__Stated problem__: Return a copy of every line in the records that includes the word "jour".

[Data entries]

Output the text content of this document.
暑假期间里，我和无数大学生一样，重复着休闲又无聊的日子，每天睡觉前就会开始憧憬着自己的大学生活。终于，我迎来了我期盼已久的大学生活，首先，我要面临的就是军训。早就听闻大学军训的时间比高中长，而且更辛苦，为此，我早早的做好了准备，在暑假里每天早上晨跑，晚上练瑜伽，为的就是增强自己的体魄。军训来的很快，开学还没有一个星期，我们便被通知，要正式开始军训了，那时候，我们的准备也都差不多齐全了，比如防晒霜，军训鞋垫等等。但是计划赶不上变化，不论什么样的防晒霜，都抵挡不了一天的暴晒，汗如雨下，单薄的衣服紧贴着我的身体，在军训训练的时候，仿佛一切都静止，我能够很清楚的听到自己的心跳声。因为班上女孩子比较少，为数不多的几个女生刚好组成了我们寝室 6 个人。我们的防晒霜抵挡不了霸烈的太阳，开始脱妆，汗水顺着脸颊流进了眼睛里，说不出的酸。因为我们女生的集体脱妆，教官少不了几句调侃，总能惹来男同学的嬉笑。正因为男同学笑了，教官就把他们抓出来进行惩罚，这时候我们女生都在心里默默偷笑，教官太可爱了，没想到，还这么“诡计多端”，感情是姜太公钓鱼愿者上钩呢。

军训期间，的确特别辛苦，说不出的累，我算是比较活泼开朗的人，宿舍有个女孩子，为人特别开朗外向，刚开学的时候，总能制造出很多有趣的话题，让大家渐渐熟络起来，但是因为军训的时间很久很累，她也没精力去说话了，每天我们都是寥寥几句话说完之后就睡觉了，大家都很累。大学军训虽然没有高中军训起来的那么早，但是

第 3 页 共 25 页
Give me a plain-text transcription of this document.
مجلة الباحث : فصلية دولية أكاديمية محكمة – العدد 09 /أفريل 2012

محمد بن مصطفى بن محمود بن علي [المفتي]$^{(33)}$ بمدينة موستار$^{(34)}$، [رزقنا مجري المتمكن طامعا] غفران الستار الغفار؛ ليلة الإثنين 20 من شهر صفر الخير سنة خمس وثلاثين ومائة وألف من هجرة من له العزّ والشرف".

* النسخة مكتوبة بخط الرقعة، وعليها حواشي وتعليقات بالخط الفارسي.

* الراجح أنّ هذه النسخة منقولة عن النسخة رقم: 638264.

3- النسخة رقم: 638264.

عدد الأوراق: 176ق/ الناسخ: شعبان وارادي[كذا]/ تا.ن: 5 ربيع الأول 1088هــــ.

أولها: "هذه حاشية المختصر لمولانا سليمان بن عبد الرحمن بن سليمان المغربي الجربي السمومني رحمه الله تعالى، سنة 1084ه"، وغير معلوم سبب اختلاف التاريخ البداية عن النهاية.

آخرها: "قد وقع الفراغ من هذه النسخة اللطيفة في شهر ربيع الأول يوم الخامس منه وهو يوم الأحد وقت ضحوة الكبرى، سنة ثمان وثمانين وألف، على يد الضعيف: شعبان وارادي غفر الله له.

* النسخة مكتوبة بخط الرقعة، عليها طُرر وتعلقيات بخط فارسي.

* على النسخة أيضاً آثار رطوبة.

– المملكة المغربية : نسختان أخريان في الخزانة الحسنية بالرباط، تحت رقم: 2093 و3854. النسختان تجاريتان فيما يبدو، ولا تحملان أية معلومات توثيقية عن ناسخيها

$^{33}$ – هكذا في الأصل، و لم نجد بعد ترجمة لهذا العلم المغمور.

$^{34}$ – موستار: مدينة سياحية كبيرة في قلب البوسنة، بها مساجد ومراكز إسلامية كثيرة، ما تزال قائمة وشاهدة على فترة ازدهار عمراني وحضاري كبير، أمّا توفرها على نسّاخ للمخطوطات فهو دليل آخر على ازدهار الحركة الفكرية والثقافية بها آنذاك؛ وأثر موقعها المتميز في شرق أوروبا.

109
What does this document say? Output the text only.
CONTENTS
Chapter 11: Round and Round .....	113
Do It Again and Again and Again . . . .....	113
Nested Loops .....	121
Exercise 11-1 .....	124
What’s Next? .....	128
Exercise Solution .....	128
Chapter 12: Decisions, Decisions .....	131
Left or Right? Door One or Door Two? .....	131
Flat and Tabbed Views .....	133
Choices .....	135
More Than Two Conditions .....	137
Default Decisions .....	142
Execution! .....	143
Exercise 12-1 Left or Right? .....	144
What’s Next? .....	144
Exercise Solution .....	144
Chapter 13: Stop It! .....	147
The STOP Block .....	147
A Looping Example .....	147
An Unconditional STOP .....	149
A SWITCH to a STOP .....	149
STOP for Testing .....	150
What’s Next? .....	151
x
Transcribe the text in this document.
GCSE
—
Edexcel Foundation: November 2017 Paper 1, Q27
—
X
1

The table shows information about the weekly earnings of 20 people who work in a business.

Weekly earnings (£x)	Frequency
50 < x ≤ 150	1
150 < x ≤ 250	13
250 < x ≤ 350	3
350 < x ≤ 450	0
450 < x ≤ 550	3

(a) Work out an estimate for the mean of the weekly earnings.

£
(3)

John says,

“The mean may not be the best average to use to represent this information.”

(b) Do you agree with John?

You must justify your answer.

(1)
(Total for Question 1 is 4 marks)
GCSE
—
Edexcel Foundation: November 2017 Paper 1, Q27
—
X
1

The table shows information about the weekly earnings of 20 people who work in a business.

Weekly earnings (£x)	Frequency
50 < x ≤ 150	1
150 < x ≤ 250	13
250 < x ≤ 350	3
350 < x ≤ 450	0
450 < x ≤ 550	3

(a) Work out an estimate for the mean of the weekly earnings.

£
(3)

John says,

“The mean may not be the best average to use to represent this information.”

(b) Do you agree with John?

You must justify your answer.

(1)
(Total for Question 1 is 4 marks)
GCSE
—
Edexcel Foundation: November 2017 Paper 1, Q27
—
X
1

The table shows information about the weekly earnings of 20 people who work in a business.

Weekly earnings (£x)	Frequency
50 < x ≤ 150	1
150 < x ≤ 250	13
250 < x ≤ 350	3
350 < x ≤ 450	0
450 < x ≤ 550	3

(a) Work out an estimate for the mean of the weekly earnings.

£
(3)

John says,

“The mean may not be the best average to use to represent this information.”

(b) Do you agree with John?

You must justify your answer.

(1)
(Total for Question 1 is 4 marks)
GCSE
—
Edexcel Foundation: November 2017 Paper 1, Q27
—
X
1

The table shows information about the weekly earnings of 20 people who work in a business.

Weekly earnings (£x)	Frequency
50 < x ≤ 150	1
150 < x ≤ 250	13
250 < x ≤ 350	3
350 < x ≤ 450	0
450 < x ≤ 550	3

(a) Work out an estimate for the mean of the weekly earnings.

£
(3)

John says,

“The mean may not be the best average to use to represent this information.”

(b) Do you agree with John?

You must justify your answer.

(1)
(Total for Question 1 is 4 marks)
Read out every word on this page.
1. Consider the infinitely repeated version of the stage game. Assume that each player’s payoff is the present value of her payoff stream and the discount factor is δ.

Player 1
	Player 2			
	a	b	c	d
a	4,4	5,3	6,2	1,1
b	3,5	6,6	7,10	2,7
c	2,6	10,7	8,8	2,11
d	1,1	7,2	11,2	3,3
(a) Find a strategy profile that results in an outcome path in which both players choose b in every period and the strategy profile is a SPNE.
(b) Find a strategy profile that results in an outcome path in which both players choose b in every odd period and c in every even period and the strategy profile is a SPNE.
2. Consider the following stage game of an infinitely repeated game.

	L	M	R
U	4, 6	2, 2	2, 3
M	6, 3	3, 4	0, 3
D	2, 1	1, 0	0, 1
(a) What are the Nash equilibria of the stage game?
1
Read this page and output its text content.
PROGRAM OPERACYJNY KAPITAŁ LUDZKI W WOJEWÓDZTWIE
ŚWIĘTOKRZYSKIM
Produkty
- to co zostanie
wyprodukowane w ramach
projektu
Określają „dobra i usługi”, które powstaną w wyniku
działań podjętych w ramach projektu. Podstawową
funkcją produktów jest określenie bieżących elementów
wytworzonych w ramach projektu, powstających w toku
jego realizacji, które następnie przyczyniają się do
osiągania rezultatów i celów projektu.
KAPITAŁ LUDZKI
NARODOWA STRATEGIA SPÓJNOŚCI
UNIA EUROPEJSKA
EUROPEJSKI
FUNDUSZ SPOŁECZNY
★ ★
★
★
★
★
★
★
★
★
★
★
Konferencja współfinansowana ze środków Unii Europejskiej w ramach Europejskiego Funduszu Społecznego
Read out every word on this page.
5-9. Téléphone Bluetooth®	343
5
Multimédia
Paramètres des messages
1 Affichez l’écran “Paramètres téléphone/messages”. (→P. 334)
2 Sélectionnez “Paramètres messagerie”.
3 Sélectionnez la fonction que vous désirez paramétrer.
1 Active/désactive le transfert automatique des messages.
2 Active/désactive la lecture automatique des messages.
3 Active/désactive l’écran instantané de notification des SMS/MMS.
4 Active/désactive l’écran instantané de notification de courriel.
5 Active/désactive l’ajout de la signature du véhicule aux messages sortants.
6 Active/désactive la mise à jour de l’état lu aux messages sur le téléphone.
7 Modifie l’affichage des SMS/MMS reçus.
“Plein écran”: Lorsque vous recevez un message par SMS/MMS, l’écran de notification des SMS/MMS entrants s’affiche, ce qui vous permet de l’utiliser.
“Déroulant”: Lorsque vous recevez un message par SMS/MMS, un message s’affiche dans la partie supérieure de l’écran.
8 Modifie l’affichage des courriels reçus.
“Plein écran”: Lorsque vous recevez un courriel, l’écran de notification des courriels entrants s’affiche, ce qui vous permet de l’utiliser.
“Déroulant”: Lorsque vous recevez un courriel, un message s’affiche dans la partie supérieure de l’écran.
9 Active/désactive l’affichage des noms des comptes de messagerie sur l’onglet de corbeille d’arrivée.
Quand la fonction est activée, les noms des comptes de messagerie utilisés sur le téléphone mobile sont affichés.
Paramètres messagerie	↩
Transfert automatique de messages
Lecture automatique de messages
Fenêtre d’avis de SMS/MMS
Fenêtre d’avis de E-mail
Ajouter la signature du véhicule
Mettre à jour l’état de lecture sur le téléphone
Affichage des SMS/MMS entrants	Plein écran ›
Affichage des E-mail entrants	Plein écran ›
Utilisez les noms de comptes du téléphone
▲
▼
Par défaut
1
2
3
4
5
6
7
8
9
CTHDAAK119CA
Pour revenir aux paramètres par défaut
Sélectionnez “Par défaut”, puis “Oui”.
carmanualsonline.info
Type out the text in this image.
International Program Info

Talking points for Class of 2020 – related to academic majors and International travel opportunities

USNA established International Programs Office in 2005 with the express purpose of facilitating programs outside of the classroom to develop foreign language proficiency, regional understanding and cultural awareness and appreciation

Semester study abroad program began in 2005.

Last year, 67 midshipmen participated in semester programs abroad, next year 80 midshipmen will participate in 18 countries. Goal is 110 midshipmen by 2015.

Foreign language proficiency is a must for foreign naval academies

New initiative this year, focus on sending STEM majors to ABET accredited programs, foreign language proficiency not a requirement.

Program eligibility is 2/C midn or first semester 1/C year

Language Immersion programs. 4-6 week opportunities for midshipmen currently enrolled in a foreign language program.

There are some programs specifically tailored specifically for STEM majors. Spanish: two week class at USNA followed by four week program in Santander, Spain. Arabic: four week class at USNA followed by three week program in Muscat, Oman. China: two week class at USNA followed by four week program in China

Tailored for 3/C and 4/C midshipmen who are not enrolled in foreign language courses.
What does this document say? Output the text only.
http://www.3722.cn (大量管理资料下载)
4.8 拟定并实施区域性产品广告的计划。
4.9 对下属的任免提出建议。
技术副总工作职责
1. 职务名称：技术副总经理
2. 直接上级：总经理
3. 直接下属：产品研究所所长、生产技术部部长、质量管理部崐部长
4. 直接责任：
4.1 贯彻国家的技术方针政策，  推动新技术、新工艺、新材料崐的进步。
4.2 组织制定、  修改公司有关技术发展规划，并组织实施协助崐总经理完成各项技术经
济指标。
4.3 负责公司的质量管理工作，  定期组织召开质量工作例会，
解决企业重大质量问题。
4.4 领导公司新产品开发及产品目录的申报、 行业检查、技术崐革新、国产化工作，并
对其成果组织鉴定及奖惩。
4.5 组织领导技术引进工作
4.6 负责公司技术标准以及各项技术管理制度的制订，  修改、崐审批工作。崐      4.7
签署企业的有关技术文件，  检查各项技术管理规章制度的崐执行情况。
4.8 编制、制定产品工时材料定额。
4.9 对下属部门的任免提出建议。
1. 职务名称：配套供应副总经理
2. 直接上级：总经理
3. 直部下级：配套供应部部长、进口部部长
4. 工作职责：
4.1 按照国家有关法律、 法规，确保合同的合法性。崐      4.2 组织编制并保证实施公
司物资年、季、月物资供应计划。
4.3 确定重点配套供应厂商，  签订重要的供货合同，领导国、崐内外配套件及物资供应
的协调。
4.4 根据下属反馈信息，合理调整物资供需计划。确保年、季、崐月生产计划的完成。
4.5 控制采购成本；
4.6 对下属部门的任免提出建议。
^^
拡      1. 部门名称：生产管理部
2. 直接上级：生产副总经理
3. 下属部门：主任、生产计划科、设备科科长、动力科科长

__Task solution__:
6 Active/désactive la mise à jour de l’état lu aux messages sur le téléphone.
Mettre à jour l’état de lecture sur le téléphone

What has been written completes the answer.